* **Task instructions**
Of the lines in the entries below, state how many hold the word "title". Say nothing else.

begin

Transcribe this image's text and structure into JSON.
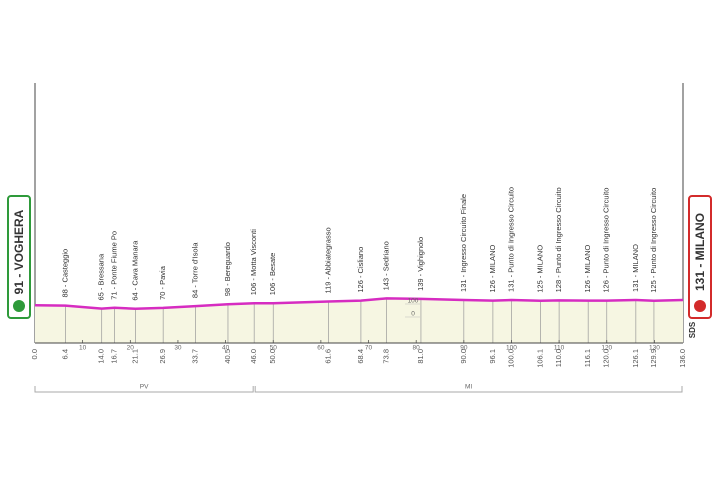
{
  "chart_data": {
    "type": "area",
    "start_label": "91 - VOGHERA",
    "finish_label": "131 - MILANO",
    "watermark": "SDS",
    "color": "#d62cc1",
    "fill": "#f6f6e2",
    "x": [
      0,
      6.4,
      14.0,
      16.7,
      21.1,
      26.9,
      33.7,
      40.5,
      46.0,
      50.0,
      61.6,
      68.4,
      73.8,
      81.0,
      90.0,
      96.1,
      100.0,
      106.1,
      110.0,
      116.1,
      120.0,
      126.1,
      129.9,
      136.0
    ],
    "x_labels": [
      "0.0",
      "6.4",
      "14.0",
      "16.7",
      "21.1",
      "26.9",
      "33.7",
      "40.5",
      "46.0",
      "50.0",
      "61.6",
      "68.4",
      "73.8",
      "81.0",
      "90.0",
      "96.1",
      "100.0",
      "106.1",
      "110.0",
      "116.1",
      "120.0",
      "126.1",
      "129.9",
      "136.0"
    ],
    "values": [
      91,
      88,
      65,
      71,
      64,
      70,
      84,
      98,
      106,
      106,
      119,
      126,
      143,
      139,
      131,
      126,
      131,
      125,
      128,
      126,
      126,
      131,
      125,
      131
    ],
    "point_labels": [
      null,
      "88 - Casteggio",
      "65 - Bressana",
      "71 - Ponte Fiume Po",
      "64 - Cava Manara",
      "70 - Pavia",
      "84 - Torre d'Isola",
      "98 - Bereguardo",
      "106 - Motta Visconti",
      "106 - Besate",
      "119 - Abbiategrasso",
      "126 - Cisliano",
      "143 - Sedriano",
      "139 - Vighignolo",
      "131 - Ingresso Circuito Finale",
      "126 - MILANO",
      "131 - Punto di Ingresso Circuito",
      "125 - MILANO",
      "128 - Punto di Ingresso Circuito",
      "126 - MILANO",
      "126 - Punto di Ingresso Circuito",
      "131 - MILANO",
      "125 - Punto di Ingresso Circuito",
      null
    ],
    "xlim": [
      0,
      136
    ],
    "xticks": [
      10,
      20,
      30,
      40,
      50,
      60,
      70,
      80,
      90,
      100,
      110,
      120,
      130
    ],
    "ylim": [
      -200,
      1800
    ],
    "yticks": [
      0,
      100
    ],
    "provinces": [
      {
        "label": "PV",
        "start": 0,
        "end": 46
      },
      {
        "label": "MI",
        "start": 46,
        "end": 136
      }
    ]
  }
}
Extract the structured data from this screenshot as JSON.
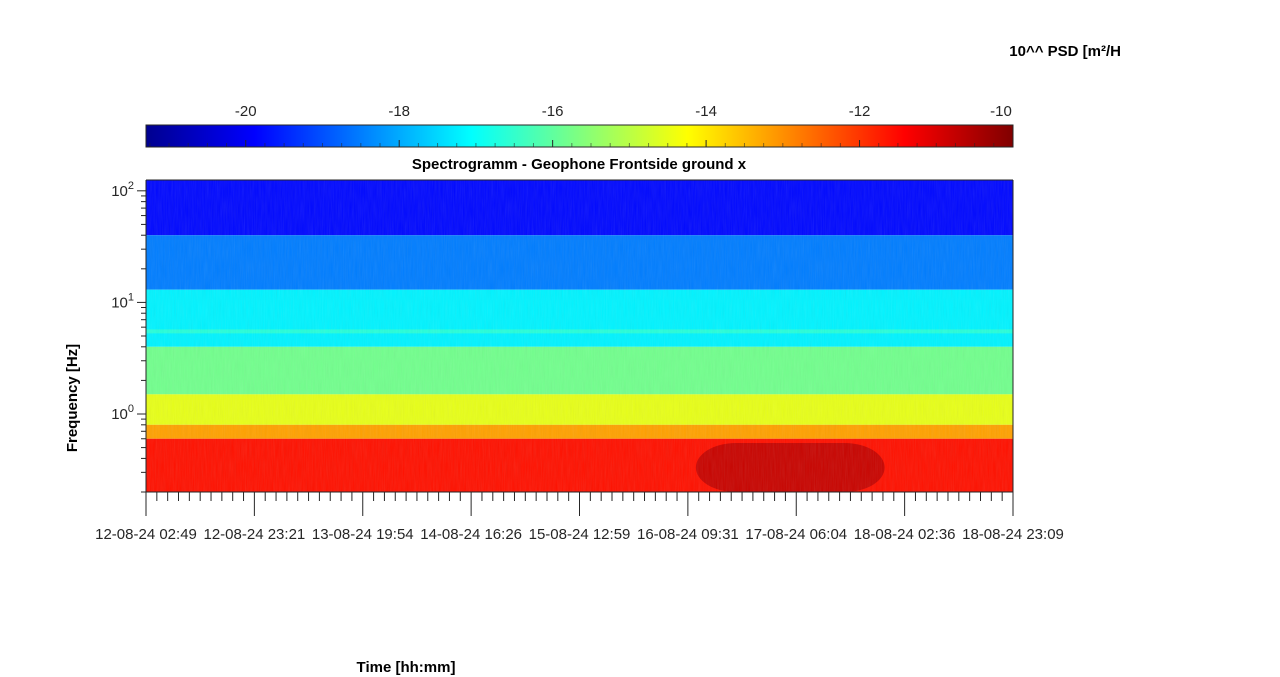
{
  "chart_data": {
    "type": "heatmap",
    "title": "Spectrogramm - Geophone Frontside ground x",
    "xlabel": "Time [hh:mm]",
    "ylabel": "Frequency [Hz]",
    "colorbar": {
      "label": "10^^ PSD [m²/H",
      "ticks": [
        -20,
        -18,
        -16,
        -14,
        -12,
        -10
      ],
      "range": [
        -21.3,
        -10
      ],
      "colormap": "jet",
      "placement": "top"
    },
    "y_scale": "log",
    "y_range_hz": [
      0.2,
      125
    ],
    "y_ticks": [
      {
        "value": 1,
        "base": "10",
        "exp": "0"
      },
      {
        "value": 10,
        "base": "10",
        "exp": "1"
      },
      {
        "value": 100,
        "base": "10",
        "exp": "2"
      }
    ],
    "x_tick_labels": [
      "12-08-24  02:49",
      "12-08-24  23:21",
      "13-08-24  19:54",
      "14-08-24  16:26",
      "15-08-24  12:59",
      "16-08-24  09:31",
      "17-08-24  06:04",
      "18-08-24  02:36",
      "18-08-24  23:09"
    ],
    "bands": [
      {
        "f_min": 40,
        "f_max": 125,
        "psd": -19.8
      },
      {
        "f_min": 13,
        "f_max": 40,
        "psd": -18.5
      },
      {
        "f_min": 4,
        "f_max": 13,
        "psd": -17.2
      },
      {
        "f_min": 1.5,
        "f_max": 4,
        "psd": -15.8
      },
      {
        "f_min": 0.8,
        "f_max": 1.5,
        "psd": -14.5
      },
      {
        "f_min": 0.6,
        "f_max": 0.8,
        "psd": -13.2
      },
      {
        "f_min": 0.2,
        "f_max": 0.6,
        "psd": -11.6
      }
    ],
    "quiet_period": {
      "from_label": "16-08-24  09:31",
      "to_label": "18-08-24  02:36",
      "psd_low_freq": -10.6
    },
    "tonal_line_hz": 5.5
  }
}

end
begin

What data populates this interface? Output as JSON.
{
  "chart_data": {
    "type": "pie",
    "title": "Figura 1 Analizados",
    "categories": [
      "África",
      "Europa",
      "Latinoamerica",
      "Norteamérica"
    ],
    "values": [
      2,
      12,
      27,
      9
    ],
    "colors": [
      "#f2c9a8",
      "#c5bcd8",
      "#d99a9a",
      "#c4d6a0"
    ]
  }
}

end

* **Exercise answer**
2